▶ Your objective
Quote the records that follow in full, leaving the pictures out.

(Part of a data file)
-*-*-
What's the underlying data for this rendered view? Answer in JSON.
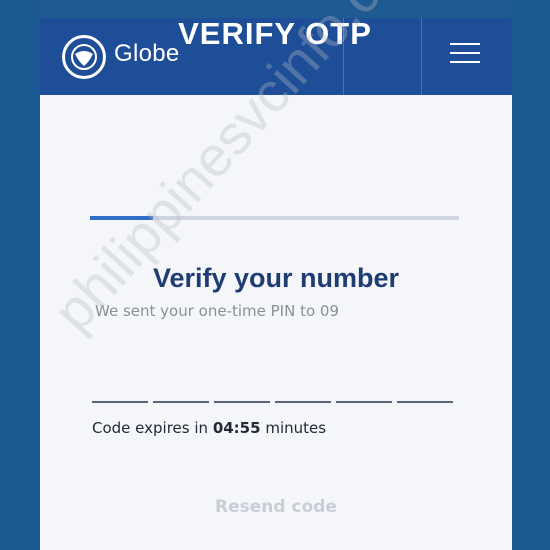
{
  "header": {
    "brand": "Globe",
    "logo_icon": "globe-logo-icon",
    "menu_icon": "hamburger-menu-icon"
  },
  "overlay_title": "VERIFY OTP",
  "page": {
    "heading": "Verify your number",
    "subtext": "We sent your one-time PIN to 09",
    "progress_fraction": 0.17,
    "otp_digits": [
      "",
      "",
      "",
      "",
      "",
      ""
    ],
    "expires_prefix": "Code expires in",
    "expires_time": "04:55",
    "expires_suffix": "minutes",
    "resend_label": "Resend code"
  },
  "watermark": "philippinesvcinfo.com",
  "colors": {
    "header_bg": "#1e4e97",
    "accent": "#2f6fc9",
    "heading": "#1f3c73"
  }
}
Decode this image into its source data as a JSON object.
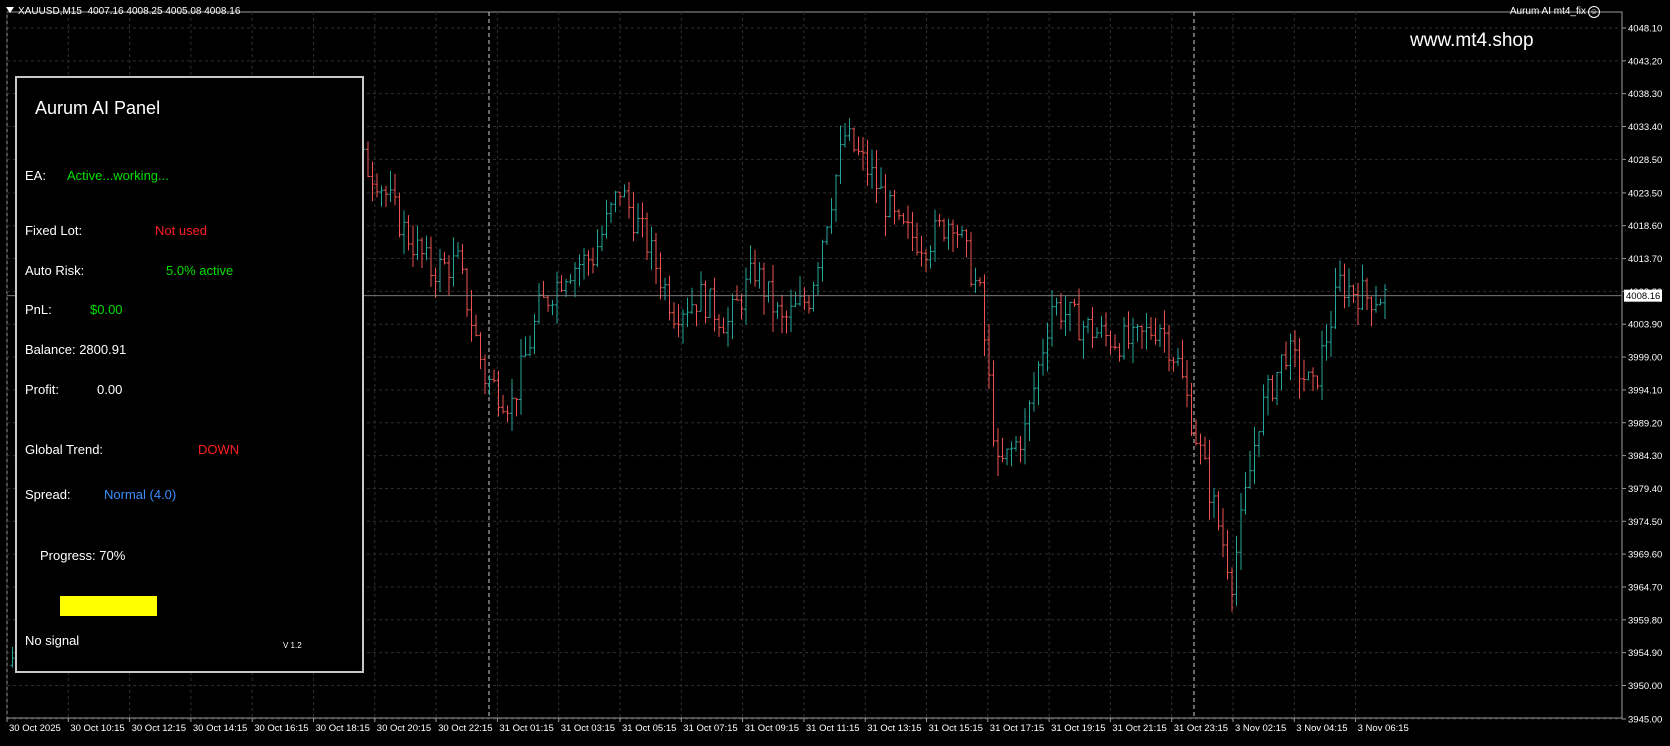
{
  "header": {
    "symbol": "XAUUSD,M15",
    "ohlc": "4007.16 4008.25 4005.08 4008.16",
    "ea_name": "Aurum AI mt4_fix"
  },
  "watermark": "www.mt4.shop",
  "panel": {
    "title": "Aurum AI Panel",
    "ea_label": "EA:",
    "ea_value": "Active...working...",
    "fixed_lot_label": "Fixed Lot:",
    "fixed_lot_value": "Not used",
    "auto_risk_label": "Auto Risk:",
    "auto_risk_value": "5.0% active",
    "pnl_label": "PnL:",
    "pnl_value": "$0.00",
    "balance_text": "Balance: 2800.91",
    "profit_label": "Profit:",
    "profit_value": "0.00",
    "global_trend_label": "Global Trend:",
    "global_trend_value": "DOWN",
    "spread_label": "Spread:",
    "spread_value": "Normal (4.0)",
    "progress_text": "Progress: 70%",
    "progress": 0.7,
    "signal_text": "No signal",
    "version": "V 1.2"
  },
  "colors": {
    "background": "#000000",
    "grid": "#2e2e2e",
    "bull": "#26a69a",
    "bear": "#ef5350",
    "green_text": "#00e000",
    "red_text": "#ff2020",
    "blue_text": "#3a8eff",
    "progress": "#ffff00",
    "panel_border": "#c8c8c8"
  },
  "chart_data": {
    "type": "candlestick",
    "symbol": "XAUUSD",
    "timeframe": "M15",
    "y_ticks": [
      "4048.10",
      "4043.20",
      "4038.30",
      "4033.40",
      "4028.50",
      "4023.50",
      "4018.60",
      "4013.70",
      "4008.80",
      "4003.90",
      "3999.00",
      "3994.10",
      "3989.20",
      "3984.30",
      "3979.40",
      "3974.50",
      "3969.60",
      "3964.70",
      "3959.80",
      "3954.90",
      "3950.00",
      "3945.00"
    ],
    "ylim": [
      3945.0,
      4048.1
    ],
    "x_ticks": [
      "30 Oct 2025",
      "30 Oct 10:15",
      "30 Oct 12:15",
      "30 Oct 14:15",
      "30 Oct 16:15",
      "30 Oct 18:15",
      "30 Oct 20:15",
      "30 Oct 22:15",
      "31 Oct 01:15",
      "31 Oct 03:15",
      "31 Oct 05:15",
      "31 Oct 07:15",
      "31 Oct 09:15",
      "31 Oct 11:15",
      "31 Oct 13:15",
      "31 Oct 15:15",
      "31 Oct 17:15",
      "31 Oct 19:15",
      "31 Oct 21:15",
      "31 Oct 23:15",
      "3 Nov 02:15",
      "3 Nov 04:15",
      "3 Nov 06:15"
    ],
    "current_price": "4008.16",
    "current_price_value": 4008.16,
    "close_path": [
      [
        0,
        3953
      ],
      [
        8,
        3962
      ],
      [
        22,
        4000
      ],
      [
        30,
        3998
      ],
      [
        36,
        4010
      ],
      [
        40,
        4020
      ],
      [
        45,
        4025
      ],
      [
        52,
        4022
      ],
      [
        58,
        4025
      ],
      [
        64,
        4038
      ],
      [
        70,
        4032
      ],
      [
        76,
        4030
      ],
      [
        82,
        4026
      ],
      [
        88,
        4018
      ],
      [
        94,
        4012
      ],
      [
        100,
        4013
      ],
      [
        106,
        3996
      ],
      [
        112,
        3992
      ],
      [
        118,
        4006
      ],
      [
        124,
        4012
      ],
      [
        130,
        4014
      ],
      [
        136,
        4024
      ],
      [
        142,
        4016
      ],
      [
        148,
        4006
      ],
      [
        154,
        4008
      ],
      [
        160,
        4004
      ],
      [
        166,
        4012
      ],
      [
        172,
        4004
      ],
      [
        178,
        4008
      ],
      [
        186,
        4032
      ],
      [
        192,
        4026
      ],
      [
        198,
        4018
      ],
      [
        204,
        4016
      ],
      [
        210,
        4020
      ],
      [
        216,
        4008
      ],
      [
        220,
        3982
      ],
      [
        226,
        3988
      ],
      [
        232,
        4007
      ],
      [
        238,
        4004
      ],
      [
        244,
        4002
      ],
      [
        250,
        4001
      ],
      [
        256,
        4004
      ],
      [
        260,
        3998
      ],
      [
        266,
        3982
      ],
      [
        272,
        3966
      ],
      [
        278,
        3990
      ],
      [
        284,
        4000
      ],
      [
        290,
        3994
      ],
      [
        296,
        4010
      ],
      [
        302,
        4008
      ],
      [
        306,
        4008.16
      ]
    ]
  }
}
-*-*-
▶ Correct answer
What's the underlying data for this rendered view? Answer in JSON.
{
  "header": {
    "brand": "Globe",
    "logo_icon": "globe-logo-icon",
    "menu_icon": "hamburger-menu-icon"
  },
  "overlay_title": "VERIFY OTP",
  "page": {
    "heading": "Verify your number",
    "subtext": "We sent your one-time PIN to 09",
    "progress_fraction": 0.17,
    "otp_digits": [
      "",
      "",
      "",
      "",
      "",
      ""
    ],
    "expires_prefix": "Code expires in",
    "expires_time": "04:55",
    "expires_suffix": "minutes",
    "resend_label": "Resend code"
  },
  "watermark": "philippinesvcinfo.com",
  "colors": {
    "header_bg": "#1e4e97",
    "accent": "#2f6fc9",
    "heading": "#1f3c73"
  }
}
Decode this image into its source data as a JSON object.
{
  "header": {
    "symbol": "XAUUSD,M15",
    "ohlc": "4007.16 4008.25 4005.08 4008.16",
    "ea_name": "Aurum AI mt4_fix"
  },
  "watermark": "www.mt4.shop",
  "panel": {
    "title": "Aurum AI Panel",
    "ea_label": "EA:",
    "ea_value": "Active...working...",
    "fixed_lot_label": "Fixed Lot:",
    "fixed_lot_value": "Not used",
    "auto_risk_label": "Auto Risk:",
    "auto_risk_value": "5.0% active",
    "pnl_label": "PnL:",
    "pnl_value": "$0.00",
    "balance_text": "Balance: 2800.91",
    "profit_label": "Profit:",
    "profit_value": "0.00",
    "global_trend_label": "Global Trend:",
    "global_trend_value": "DOWN",
    "spread_label": "Spread:",
    "spread_value": "Normal (4.0)",
    "progress_text": "Progress: 70%",
    "progress": 0.7,
    "signal_text": "No signal",
    "version": "V 1.2"
  },
  "colors": {
    "background": "#000000",
    "grid": "#2e2e2e",
    "bull": "#26a69a",
    "bear": "#ef5350",
    "green_text": "#00e000",
    "red_text": "#ff2020",
    "blue_text": "#3a8eff",
    "progress": "#ffff00",
    "panel_border": "#c8c8c8"
  },
  "chart_data": {
    "type": "candlestick",
    "symbol": "XAUUSD",
    "timeframe": "M15",
    "y_ticks": [
      "4048.10",
      "4043.20",
      "4038.30",
      "4033.40",
      "4028.50",
      "4023.50",
      "4018.60",
      "4013.70",
      "4008.80",
      "4003.90",
      "3999.00",
      "3994.10",
      "3989.20",
      "3984.30",
      "3979.40",
      "3974.50",
      "3969.60",
      "3964.70",
      "3959.80",
      "3954.90",
      "3950.00",
      "3945.00"
    ],
    "ylim": [
      3945.0,
      4048.1
    ],
    "x_ticks": [
      "30 Oct 2025",
      "30 Oct 10:15",
      "30 Oct 12:15",
      "30 Oct 14:15",
      "30 Oct 16:15",
      "30 Oct 18:15",
      "30 Oct 20:15",
      "30 Oct 22:15",
      "31 Oct 01:15",
      "31 Oct 03:15",
      "31 Oct 05:15",
      "31 Oct 07:15",
      "31 Oct 09:15",
      "31 Oct 11:15",
      "31 Oct 13:15",
      "31 Oct 15:15",
      "31 Oct 17:15",
      "31 Oct 19:15",
      "31 Oct 21:15",
      "31 Oct 23:15",
      "3 Nov 02:15",
      "3 Nov 04:15",
      "3 Nov 06:15"
    ],
    "current_price": "4008.16",
    "current_price_value": 4008.16,
    "close_path": [
      [
        0,
        3953
      ],
      [
        8,
        3962
      ],
      [
        22,
        4000
      ],
      [
        30,
        3998
      ],
      [
        36,
        4010
      ],
      [
        40,
        4020
      ],
      [
        45,
        4025
      ],
      [
        52,
        4022
      ],
      [
        58,
        4025
      ],
      [
        64,
        4038
      ],
      [
        70,
        4032
      ],
      [
        76,
        4030
      ],
      [
        82,
        4026
      ],
      [
        88,
        4018
      ],
      [
        94,
        4012
      ],
      [
        100,
        4013
      ],
      [
        106,
        3996
      ],
      [
        112,
        3992
      ],
      [
        118,
        4006
      ],
      [
        124,
        4012
      ],
      [
        130,
        4014
      ],
      [
        136,
        4024
      ],
      [
        142,
        4016
      ],
      [
        148,
        4006
      ],
      [
        154,
        4008
      ],
      [
        160,
        4004
      ],
      [
        166,
        4012
      ],
      [
        172,
        4004
      ],
      [
        178,
        4008
      ],
      [
        186,
        4032
      ],
      [
        192,
        4026
      ],
      [
        198,
        4018
      ],
      [
        204,
        4016
      ],
      [
        210,
        4020
      ],
      [
        216,
        4008
      ],
      [
        220,
        3982
      ],
      [
        226,
        3988
      ],
      [
        232,
        4007
      ],
      [
        238,
        4004
      ],
      [
        244,
        4002
      ],
      [
        250,
        4001
      ],
      [
        256,
        4004
      ],
      [
        260,
        3998
      ],
      [
        266,
        3982
      ],
      [
        272,
        3966
      ],
      [
        278,
        3990
      ],
      [
        284,
        4000
      ],
      [
        290,
        3994
      ],
      [
        296,
        4010
      ],
      [
        302,
        4008
      ],
      [
        306,
        4008.16
      ]
    ]
  }
}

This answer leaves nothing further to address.